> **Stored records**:
---------------

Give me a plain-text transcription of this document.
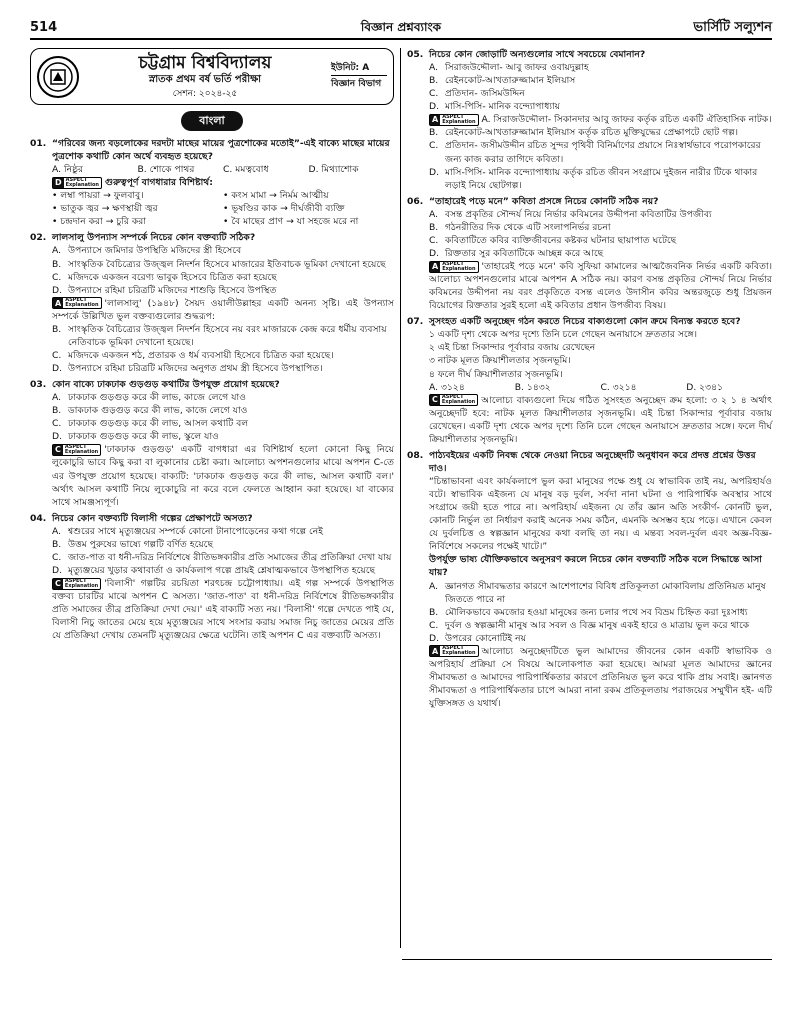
514	বিজ্ঞান প্রশ্নব্যাংক	ভার্সিটি সল্যুশন
চট্টগ্রাম বিশ্ববিদ্যালয়
স্নাতক প্রথম বর্ষ ভর্তি পরীক্ষা
সেশন: ২০২৪-২৫
ইউনিট: A
বিজ্ঞান বিভাগ
বাংলা
01. “গরিবের জন্য বড়লোকের দরদটা মাছের মায়ের পুত্রশোকের মতোই”-এই বাক্যে মাছের মায়ের পুত্রশোক কথাটি কোন অর্থে ব্যবহৃত হয়েছে?
A. নিষ্ঠুর	B. শোকে পাথর	C. মমত্ববোধ	D. মিথ্যাশোক
D ASPECT
Explanation গুরুত্বপূর্ণ বাগধারার বিশিষ্টার্থ:
• লম্বা পায়রা → ফুলবাবু।	• কংস মামা → নির্মম আত্মীয়
• ভাতুক জ্বর → ক্ষণস্থায়ী জ্বর	• ভূষণ্ডির কাক → দীর্ঘজীবী ব্যক্তি
• চন্দ্রদান করা → চুরি করা	• বৈ মাছের প্রাণ → যা সহজে মরে না
02. লালসালু উপন্যাস সম্পর্কে নিচের কোন বক্তব্যটি সঠিক?
A. উপন্যাসে জমিদার উপস্থিতি মজিদের স্ত্রী হিসেবে
B. সাংস্কৃতিক বৈচিত্র্যের উজ্জ্বল নিদর্শন হিসেবে মাজারের ইতিবাচক ভূমিকা দেখানো হয়েছে
C. মজিদকে একজন বরেণ্য ভাবুক হিসেবে চিত্রিত করা হয়েছে
D. উপন্যাসে রহিমা চরিত্রটি মজিদের শাশুড়ি হিসেবে উপস্থিত
A ASPECT
Explanation 'লালসালু' (১৯৪৮) সৈয়দ ওয়ালীউল্লাহর একটি অনন্য সৃষ্টি। এই উপন্যাস সম্পর্কে উল্লিখিত ভুল বক্তব্যগুলোর শুদ্ধরূপ:
B. সাংস্কৃতিক বৈচিত্র্যের উজ্জ্বল নিদর্শন হিসেবে নয় বরং মাজারকে কেন্দ্র করে ধর্মীয় ব্যবসায় নেতিবাচক ভূমিকা দেখানো হয়েছে।
C. মজিদকে একজন শঠ, প্রতারক ও ধর্ম ব্যবসায়ী হিসেবে চিত্রিত করা হয়েছে।
D. উপন্যাসে রহিমা চরিত্রটি মজিদের অনুগত প্রথম স্ত্রী হিসেবে উপস্থাপিত।
03. কোন বাক্যে ঢাকঢাক গুড়গুড় কথাটির উপযুক্ত প্রয়োগ হয়েছে?
A. ঢাকঢাক গুড়গুড় করে কী লাভ, কাজে লেগে যাও
B. ডাকঢাক গুড়গুড় করে কী লাভ, কাজে লেগে যাও
C. ঢাকঢাক গুড়গুড় করে কী লাভ, আসল কথাটি বল
D. ঢাকঢাক গুড়গুড় করে কী লাভ, স্কুলে যাও
C ASPECT
Explanation 'ঢাকঢাক গুড়গুড়' একটি বাগধারা এর বিশিষ্টার্থ হলো কোনো কিছু নিয়ে লুকোচুরি ভাবে কিছু করা বা লুকানোর চেষ্টা করা। আলোচ্য অপশনগুলোর মাঝে অপশন C-তে এর উপযুক্ত প্রয়োগ হয়েছে। বাক্যটি: 'ঢাকঢাক গুড়গুড় করে কী লাভ, আসল কথাটি বল।' অর্থাৎ আসল কথাটি নিয়ে লুকোচুরি না করে বলে ফেলতে আহ্বান করা হয়েছে। যা বাক্যের সাথে সামঞ্জস্যপূর্ণ।
04. নিচের কোন বক্তব্যটি বিলাসী গল্পের প্রেক্ষাপটে অসত্য?
A. শ্বশুরের সাথে মৃত্যুঞ্জয়ের সম্পর্কে কোনো টানাপোড়েনের কথা গল্পে নেই
B. উত্তম পুরুষের ভাষ্যে গল্পটি বর্ণিত হয়েছে
C. জাত-পাত বা ধনী-দরিদ্র নির্বিশেষে রীতিভঙ্গকারীর প্রতি সমাজের তীব্র প্রতিক্রিয়া দেখা যায়
D. মৃত্যুঞ্জয়ের খুড়ার কথাবার্তা ও কার্যকলাপ গল্পে প্রায়ই শ্লেষাত্মকভাবে উপস্থাপিত হয়েছে
C ASPECT
Explanation 'বিলাসী' গল্পটির রচয়িতা শরৎচন্দ্র চট্টোপাধ্যায়। এই গল্প সম্পর্কে উপস্থাপিত বক্তব্য চারটির মাঝে অপশন C অসত্য। 'জাত-পাত' বা ধনী-দরিদ্র নির্বিশেষে রীতিভঙ্গকারীর প্রতি সমাজের তীব্র প্রতিক্রিয়া দেখা দেয়।' এই বাক্যটি সত্য নয়। 'বিলাসী' গল্পে দেখতে পাই যে, বিলাসী নিচু জাতের মেয়ে হয়ে মৃত্যুঞ্জয়ের সাথে সংসার করায় সমাজ নিচু জাতের মেয়ের প্রতি যে প্রতিক্রিয়া দেখায় তেমনটি মৃত্যুঞ্জয়ের ক্ষেত্রে ঘটেনি। তাই অপশন C এর বক্তব্যটি অসত্য।
05. নিচের কোন জোড়াটি অন্যগুলোর সাথে সবচেয়ে বেমানান?
A. সিরাজউদ্দৌলা- আবু জাফর ওবায়দুল্লাহ
B. রেইনকোট-আখতারুজ্জামান ইলিয়াস
C. প্রতিদান- জসিমউদ্দিন
D. মাসি-পিসি- মানিক বন্দ্যোপাধ্যায়
A ASPECT
Explanation A. সিরাজউদ্দৌলা- সিকানদার আবু জাফর কর্তৃক রচিত একটি ঐতিহাসিক নাটক।
B. রেইনকোট-আখতারুজ্জামান ইলিয়াস কর্তৃক রচিত মুক্তিযুদ্ধের প্রেক্ষাপটে ছোট গল্প।
C. প্রতিদান- জসীমউদ্দীন রচিত সুন্দর পৃথিবী বিনির্মাণের প্রয়াসে নিঃস্বার্থভাবে পরোপকারের জন্য কাজ করার তাগিদে কবিতা।
D. মাসি-পিসি- মানিক বন্দ্যোপাধ্যায় কর্তৃক রচিত জীবন সংগ্রামে দুইজন নারীর টিকে থাকার লড়াই নিয়ে ছোটগল্প।
06. “তাহারেই পড়ে মনে” কবিতা প্রসঙ্গে নিচের কোনটি সঠিক নয়?
A. বসন্ত প্রকৃতির সৌন্দর্য নিয়ে নির্ভার কবিমনের উদ্দীপনা কবিতাটির উপজীব্য
B. গঠনরীতির দিক থেকে এটি সংলাপনির্ভর রচনা
C. কবিতাটিতে কবির ব্যক্তিজীবনের কষ্টকর ঘটনার ছায়াপাত ঘটেছে
D. রিক্ততার সুর কবিতাটিকে আচ্ছন্ন করে আছে
A ASPECT
Explanation 'তাহারেই পড়ে মনে' কবি সুফিয়া কামালের আত্মজৈবনিক নির্ভর একটি কবিতা। আলোচ্য অপশনগুলোর মাঝে অপশন A সঠিক নয়। কারণ বসন্ত প্রকৃতির সৌন্দর্য নিয়ে নির্ভার কবিমনের উদ্দীপনা নয় বরং প্রকৃতিতে বসন্ত এলেও উদাসীন কবির অন্তরজুড়ে শুধু প্রিয়জন বিয়োগের রিক্ততার সুরই হলো এই কবিতার প্রধান উপজীব্য বিষয়।
07. সুসংহত একটি অনুচ্ছেদ গঠন করতে নিচের বাক্যগুলো কোন ক্রমে বিন্যস্ত করতে হবে?
১ একটি দৃশ্য থেকে অপর দৃশ্যে তিনি চলে গেছেন অনায়াসে দ্রুততার সঙ্গে।
২ এই চিন্তা সিকান্দার পূর্বাবার বজায় রেখেছেন
৩ নাটক মূলত ক্রিয়াশীলতার সৃজনভূমি।
৪ ফলে দীর্ঘ ক্রিয়াশীলতার সৃজনভূমি।
A. ৩১২৪	B. ১৪৩২	C. ৩২১৪	D. ২৩৪১
C ASPECT
Explanation আলোচ্য বাক্যগুলো দিয়ে গঠিত সুসংহত অনুচ্ছেদ ক্রম হলো: ৩ ২ ১ ৪ অর্থাৎ অনুচ্ছেদটি হবে: নাটক মূলত ক্রিয়াশীলতার সৃজনভূমি। এই চিন্তা সিকান্দার পূর্বাবার বজায় রেখেছেন। একটি দৃশ্য থেকে অপর দৃশ্যে তিনি চলে গেছেন অনায়াসে দ্রুততার সঙ্গে। ফলে দীর্ঘ ক্রিয়াশীলতার সৃজনভূমি।
08. পাঠ্যবইয়ের একটি নিবন্ধ থেকে নেওয়া নিচের অনুচ্ছেদটি অনুধাবন করে প্রদত্ত প্রশ্নের উত্তর দাও।
“চিন্তাভাবনা এবং কার্যকলাপে ভুল করা মানুষের পক্ষে শুধু যে স্বাভাবিক তাই নয়, অপরিহার্যও বটে। স্বাভাবিক এইজন্য যে মানুষ বড় দুর্বল, সর্বদা নানা ঘটনা ও পারিপার্শ্বিক অবস্থার সাথে সংগ্রামে জয়ী হতে পারে না। অপরিহার্য এইজন্য যে তাঁর জ্ঞান অতি সংকীর্ণ- কোনটি ভুল, কোনটি নির্ভুল তা নির্ধারণ করাই অনেক সময় কঠিন, এমনকি অসম্ভব হয়ে পড়ে। এখানে কেবল যে দুর্বলচিত্ত ও স্বল্পজ্ঞান মানুষের কথা বলছি তা নয়। এ মন্তব্য সবল-দুর্বল এবং অজ্ঞ-বিজ্ঞ-নির্বিশেষে সকলের পক্ষেই খাটে।”
উপর্যুক্ত ভাষ্য যৌক্তিকভাবে অনুসরণ করলে নিচের কোন বক্তব্যটি সঠিক বলে সিদ্ধান্তে আসা যায়?
A. জ্ঞানগত সীমাবদ্ধতার কারণে আশেপাশের বিবিধ প্রতিকূলতা মোকাবিলায় প্রতিনিয়ত মানুষ জিততে পারে না
B. মৌলিকভাবে কমজোর হওয়া মানুষের জন্য চলার পথে সব বিভ্রম চিহ্নিত করা দুঃসাধ্য
C. দুর্বল ও স্বল্পজ্ঞানী মানুষ আর সবল ও বিজ্ঞ মানুষ একই হারে ও মাত্রায় ভুল করে থাকে
D. উপরের কোনোটিই নয়
A ASPECT
Explanation আলোচ্য অনুচ্ছেদটিতে ভুল আমাদের জীবনের কোন একটি স্বাভাবিক ও অপরিহার্য প্রক্রিয়া সে বিষয়ে আলোকপাত করা হয়েছে। আমরা মূলত আমাদের জ্ঞানের সীমাবদ্ধতা ও আমাদের পারিপার্শ্বিকতার কারণে প্রতিনিয়ত ভুল করে থাকি প্রায় সবাই। জ্ঞানগত সীমাবদ্ধতা ও পারিপার্শ্বিকতার চাপে আমরা নানা রকম প্রতিকূলতায় পরাজয়ের সম্মুখীন হই- এটি যুক্তিসঙ্গত ও যথার্থ।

---------------

Report only the count of lines that include the string "একজন".

> **Final result**:
2